--- start THE DATA ---

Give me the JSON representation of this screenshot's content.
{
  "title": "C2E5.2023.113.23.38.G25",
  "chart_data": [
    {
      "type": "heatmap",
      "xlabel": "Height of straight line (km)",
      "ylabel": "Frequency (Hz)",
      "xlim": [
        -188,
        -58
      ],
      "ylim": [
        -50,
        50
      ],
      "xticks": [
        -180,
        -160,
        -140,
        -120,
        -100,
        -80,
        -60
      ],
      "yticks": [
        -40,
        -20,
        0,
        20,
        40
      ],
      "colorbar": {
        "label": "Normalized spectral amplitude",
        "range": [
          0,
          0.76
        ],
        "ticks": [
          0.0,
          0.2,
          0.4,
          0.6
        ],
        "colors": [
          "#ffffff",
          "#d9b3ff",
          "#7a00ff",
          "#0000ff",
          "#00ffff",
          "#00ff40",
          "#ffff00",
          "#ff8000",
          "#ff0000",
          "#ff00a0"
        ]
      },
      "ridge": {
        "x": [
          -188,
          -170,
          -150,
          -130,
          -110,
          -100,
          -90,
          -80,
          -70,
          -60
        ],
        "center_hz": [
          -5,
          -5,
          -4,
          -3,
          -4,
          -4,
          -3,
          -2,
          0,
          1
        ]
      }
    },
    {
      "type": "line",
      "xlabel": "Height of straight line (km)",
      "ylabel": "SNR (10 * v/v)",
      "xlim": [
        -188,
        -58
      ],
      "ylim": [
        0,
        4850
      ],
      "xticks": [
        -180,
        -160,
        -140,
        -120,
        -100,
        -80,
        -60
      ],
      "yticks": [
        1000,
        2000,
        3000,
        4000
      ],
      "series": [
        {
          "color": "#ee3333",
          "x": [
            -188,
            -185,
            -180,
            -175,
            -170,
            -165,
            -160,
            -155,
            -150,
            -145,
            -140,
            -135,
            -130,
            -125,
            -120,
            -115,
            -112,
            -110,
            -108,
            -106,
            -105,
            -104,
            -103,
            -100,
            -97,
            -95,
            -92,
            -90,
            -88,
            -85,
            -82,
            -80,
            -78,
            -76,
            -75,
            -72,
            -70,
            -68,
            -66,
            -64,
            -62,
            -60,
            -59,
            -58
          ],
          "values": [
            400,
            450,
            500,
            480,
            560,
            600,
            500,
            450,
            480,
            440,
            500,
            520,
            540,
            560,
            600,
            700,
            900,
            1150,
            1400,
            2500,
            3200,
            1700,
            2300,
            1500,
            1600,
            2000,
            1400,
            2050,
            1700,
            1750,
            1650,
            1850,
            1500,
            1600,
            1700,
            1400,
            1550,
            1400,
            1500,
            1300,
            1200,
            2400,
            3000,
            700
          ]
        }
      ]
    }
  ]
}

--- end THE DATA ---

Output all of the data above without any alteration.

# RESPONSE TO THIS EXERCISE
Give me the JSON representation of this screenshot's content.
{
  "title": "C2E5.2023.113.23.38.G25",
  "chart_data": [
    {
      "type": "heatmap",
      "xlabel": "Height of straight line (km)",
      "ylabel": "Frequency (Hz)",
      "xlim": [
        -188,
        -58
      ],
      "ylim": [
        -50,
        50
      ],
      "xticks": [
        -180,
        -160,
        -140,
        -120,
        -100,
        -80,
        -60
      ],
      "yticks": [
        -40,
        -20,
        0,
        20,
        40
      ],
      "colorbar": {
        "label": "Normalized spectral amplitude",
        "range": [
          0,
          0.76
        ],
        "ticks": [
          0.0,
          0.2,
          0.4,
          0.6
        ],
        "colors": [
          "#ffffff",
          "#d9b3ff",
          "#7a00ff",
          "#0000ff",
          "#00ffff",
          "#00ff40",
          "#ffff00",
          "#ff8000",
          "#ff0000",
          "#ff00a0"
        ]
      },
      "ridge": {
        "x": [
          -188,
          -170,
          -150,
          -130,
          -110,
          -100,
          -90,
          -80,
          -70,
          -60
        ],
        "center_hz": [
          -5,
          -5,
          -4,
          -3,
          -4,
          -4,
          -3,
          -2,
          0,
          1
        ]
      }
    },
    {
      "type": "line",
      "xlabel": "Height of straight line (km)",
      "ylabel": "SNR (10 * v/v)",
      "xlim": [
        -188,
        -58
      ],
      "ylim": [
        0,
        4850
      ],
      "xticks": [
        -180,
        -160,
        -140,
        -120,
        -100,
        -80,
        -60
      ],
      "yticks": [
        1000,
        2000,
        3000,
        4000
      ],
      "series": [
        {
          "color": "#ee3333",
          "x": [
            -188,
            -185,
            -180,
            -175,
            -170,
            -165,
            -160,
            -155,
            -150,
            -145,
            -140,
            -135,
            -130,
            -125,
            -120,
            -115,
            -112,
            -110,
            -108,
            -106,
            -105,
            -104,
            -103,
            -100,
            -97,
            -95,
            -92,
            -90,
            -88,
            -85,
            -82,
            -80,
            -78,
            -76,
            -75,
            -72,
            -70,
            -68,
            -66,
            -64,
            -62,
            -60,
            -59,
            -58
          ],
          "values": [
            400,
            450,
            500,
            480,
            560,
            600,
            500,
            450,
            480,
            440,
            500,
            520,
            540,
            560,
            600,
            700,
            900,
            1150,
            1400,
            2500,
            3200,
            1700,
            2300,
            1500,
            1600,
            2000,
            1400,
            2050,
            1700,
            1750,
            1650,
            1850,
            1500,
            1600,
            1700,
            1400,
            1550,
            1400,
            1500,
            1300,
            1200,
            2400,
            3000,
            700
          ]
        }
      ]
    }
  ]
}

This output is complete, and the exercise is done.